● **Provided text**
----

Data centers defying the commercial real estate downturn 🏢
If you are following any news about commercial real estate, you know there is doom and gloom about how it will collapse under the burden of loan maturity dates. Even Blackstone, the world’s largest alternative asset manager, was dragged into the bad news about the market’s dangers. There is, however, a different side of commercial real estate, which is not feeling the same pain as the corporate office buildings. And that is the data center segment.
The massive shift to the cloud, 5G rollout, AI/ML, and High-Performance Compute (HPC) are some growth drivers behind the data center boom. Major technology companies like Amazon, Microsoft, and Google are investing billions to build new data centers to keep up with demand. Colocation providers are also expanding as more enterprises move their data off-site to third-party facilities. The resilience of the data center business comes from its essential role in the digital economy. As more activity moves online due to hybrid work arrangements and digital transformation initiatives, data center space is more crucial than ever. While some parts of commercial real estate may decline, data centers will likely see sustained demand growth for the foreseeable future.
As per this Upsite’s report, 25 million square feet of data center capacity was added in 2022, on top of 250 million square feet of already existing data center capacity worldwide. This includes growth in colocations, hyperscalers, and enterprise data centers. Understanding the business, environmental, and geopolitical drivers behind this growth is helpful.

----

● **Dataset entries**
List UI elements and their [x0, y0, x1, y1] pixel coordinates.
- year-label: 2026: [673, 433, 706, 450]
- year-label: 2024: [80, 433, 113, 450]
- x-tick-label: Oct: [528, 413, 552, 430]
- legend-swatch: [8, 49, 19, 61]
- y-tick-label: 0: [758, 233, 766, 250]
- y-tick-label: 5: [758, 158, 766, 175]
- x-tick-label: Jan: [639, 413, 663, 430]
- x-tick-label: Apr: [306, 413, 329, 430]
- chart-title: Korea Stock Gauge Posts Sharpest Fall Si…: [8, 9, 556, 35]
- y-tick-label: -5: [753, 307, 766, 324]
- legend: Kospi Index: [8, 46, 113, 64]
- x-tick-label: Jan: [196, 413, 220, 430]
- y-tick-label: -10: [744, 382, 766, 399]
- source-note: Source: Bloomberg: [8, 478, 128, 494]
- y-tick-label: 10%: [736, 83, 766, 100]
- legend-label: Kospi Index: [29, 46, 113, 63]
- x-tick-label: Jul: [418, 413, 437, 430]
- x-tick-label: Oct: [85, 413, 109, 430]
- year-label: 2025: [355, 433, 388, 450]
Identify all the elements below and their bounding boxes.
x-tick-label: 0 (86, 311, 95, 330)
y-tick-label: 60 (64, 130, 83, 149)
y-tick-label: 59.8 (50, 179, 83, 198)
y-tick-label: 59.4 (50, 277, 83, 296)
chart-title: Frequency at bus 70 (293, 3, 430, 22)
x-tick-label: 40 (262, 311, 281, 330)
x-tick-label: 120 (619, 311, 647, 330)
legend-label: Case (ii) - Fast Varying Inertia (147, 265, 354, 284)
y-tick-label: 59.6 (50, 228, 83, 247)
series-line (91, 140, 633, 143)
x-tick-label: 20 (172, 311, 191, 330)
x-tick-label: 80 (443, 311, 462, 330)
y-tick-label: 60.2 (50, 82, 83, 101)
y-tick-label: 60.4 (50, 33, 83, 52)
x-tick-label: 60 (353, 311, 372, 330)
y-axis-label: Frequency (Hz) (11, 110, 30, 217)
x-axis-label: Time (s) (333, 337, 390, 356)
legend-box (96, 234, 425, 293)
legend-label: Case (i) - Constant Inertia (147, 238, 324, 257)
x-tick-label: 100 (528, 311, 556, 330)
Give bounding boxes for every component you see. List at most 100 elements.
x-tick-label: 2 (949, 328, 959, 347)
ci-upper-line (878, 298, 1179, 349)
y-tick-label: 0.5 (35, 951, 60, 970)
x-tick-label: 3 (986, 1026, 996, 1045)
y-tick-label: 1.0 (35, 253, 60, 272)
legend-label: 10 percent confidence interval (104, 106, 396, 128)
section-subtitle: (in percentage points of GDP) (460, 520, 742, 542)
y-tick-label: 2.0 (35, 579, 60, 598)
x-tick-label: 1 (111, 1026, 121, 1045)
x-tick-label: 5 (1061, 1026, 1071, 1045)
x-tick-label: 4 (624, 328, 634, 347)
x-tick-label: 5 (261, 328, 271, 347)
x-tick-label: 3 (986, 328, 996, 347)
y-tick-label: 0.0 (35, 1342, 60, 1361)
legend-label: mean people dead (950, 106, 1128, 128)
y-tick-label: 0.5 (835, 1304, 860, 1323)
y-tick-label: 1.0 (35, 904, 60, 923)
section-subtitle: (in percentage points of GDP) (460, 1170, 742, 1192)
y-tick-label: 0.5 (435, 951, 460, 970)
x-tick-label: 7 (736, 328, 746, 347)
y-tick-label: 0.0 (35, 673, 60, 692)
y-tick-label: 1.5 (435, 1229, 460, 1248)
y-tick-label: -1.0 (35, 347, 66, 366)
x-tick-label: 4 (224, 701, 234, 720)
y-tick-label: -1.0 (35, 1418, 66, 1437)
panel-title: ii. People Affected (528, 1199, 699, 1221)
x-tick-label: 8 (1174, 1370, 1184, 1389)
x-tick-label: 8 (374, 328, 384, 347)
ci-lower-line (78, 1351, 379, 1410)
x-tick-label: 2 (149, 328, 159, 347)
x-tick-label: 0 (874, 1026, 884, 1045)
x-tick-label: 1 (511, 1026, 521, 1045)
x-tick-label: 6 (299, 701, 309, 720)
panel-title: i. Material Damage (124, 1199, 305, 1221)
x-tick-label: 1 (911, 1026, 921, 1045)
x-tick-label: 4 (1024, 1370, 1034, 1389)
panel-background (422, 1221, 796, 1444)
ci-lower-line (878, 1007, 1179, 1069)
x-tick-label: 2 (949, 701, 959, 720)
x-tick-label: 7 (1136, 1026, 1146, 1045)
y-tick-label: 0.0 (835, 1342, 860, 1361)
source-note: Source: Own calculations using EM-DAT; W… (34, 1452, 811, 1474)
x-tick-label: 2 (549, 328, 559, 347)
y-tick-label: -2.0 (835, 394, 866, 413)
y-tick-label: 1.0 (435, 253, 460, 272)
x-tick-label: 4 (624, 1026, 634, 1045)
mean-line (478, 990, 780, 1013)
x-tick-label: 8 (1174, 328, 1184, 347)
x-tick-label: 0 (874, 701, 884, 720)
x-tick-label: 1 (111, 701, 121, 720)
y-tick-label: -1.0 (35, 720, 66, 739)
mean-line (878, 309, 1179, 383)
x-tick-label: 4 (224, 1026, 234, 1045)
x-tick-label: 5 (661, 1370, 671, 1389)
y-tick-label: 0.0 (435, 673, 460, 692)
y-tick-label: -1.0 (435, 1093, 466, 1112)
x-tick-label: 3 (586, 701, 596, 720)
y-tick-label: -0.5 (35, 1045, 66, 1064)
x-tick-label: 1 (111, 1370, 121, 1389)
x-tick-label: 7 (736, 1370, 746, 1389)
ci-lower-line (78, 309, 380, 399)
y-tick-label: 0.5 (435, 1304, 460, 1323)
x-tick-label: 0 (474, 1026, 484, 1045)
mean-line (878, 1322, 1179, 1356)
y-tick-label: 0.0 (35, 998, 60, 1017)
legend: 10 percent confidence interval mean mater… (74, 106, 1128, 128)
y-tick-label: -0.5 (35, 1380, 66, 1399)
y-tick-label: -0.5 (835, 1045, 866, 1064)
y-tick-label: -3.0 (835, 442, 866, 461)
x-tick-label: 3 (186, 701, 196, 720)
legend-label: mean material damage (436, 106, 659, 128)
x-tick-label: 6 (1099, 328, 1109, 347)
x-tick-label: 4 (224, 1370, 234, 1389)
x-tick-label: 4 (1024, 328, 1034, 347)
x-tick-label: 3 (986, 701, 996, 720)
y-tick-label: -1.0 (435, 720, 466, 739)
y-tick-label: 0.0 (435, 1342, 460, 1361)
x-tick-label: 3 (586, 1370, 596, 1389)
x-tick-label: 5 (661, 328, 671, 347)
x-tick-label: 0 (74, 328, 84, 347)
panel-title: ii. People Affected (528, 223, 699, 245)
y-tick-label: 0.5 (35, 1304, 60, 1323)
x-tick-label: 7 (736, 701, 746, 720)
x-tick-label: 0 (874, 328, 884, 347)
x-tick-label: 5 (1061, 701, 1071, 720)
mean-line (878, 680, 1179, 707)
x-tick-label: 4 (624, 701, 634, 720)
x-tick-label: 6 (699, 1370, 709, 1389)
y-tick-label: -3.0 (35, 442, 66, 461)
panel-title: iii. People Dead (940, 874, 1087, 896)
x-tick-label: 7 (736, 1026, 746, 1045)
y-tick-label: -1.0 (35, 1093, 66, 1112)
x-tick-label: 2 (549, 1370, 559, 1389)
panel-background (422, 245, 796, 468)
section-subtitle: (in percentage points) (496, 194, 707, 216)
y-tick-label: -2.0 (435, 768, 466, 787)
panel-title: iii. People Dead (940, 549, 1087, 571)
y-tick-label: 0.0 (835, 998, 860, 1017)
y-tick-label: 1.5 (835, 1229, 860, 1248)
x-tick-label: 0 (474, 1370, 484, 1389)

----

● **Task item**
Please extend the piece on data centers and the commercial real estate downturn, starting right after its last sentence.

● **Result below**
Digital Existence: this applies to virtually everyone, from individuals to big corporations. Taking this one step further, the digital presence has to be localized and personalized to make it relevant for consumers. This increases the need for infrastructure that can support localization and be ready to serve consumers’ web traffic.
Business-to-Business (B2B) transactions: inter-organization data consumption is rising thanks to specialized data providers and disparate systems. This increases the need for companies to connect data sources with their consumers, driving the market for interconnections and data centers that can support massive data exchanges.
Data vicinity: Employees and consumers demand faster and more localized experiences relevant to them. This increases the need to deploy more edge infrastructure than ever. For example, Australian employees don’t want to get served web traffic meant for the US workers, and they want to access the content they are interested in faster than ever. This gives rise to edge infrastructure deployment, removing the need for a few central servers to handle the traffic.
ESG is still top of mind for companies: 90% of the executives believe that companies need sustainability as one of their operating goals, and IT is a critical part of achieving the ESG goal. In a digital economy where servers and data centers have become commodities, efficiently utilizing power and space to build a physical presence is necessary. This requires novel approaches to rebuilding data centers.
These developments are increasing the demand for companies that provide interconnections, private data exchange, hyperscalers, and data centers to enable instant and seamless interactions across the globe. GXI reports that personal interconnection capacity is expected to grow at a 40% compound rate by 2025, reaching more than 27 Terabits per second of data exchanged annually.
While North America leads the total share of hyperscalers data centers, I think the next leg of the growth will likely come from Asia Pacific and Latin America, given the population growth and the digitalization in the regions.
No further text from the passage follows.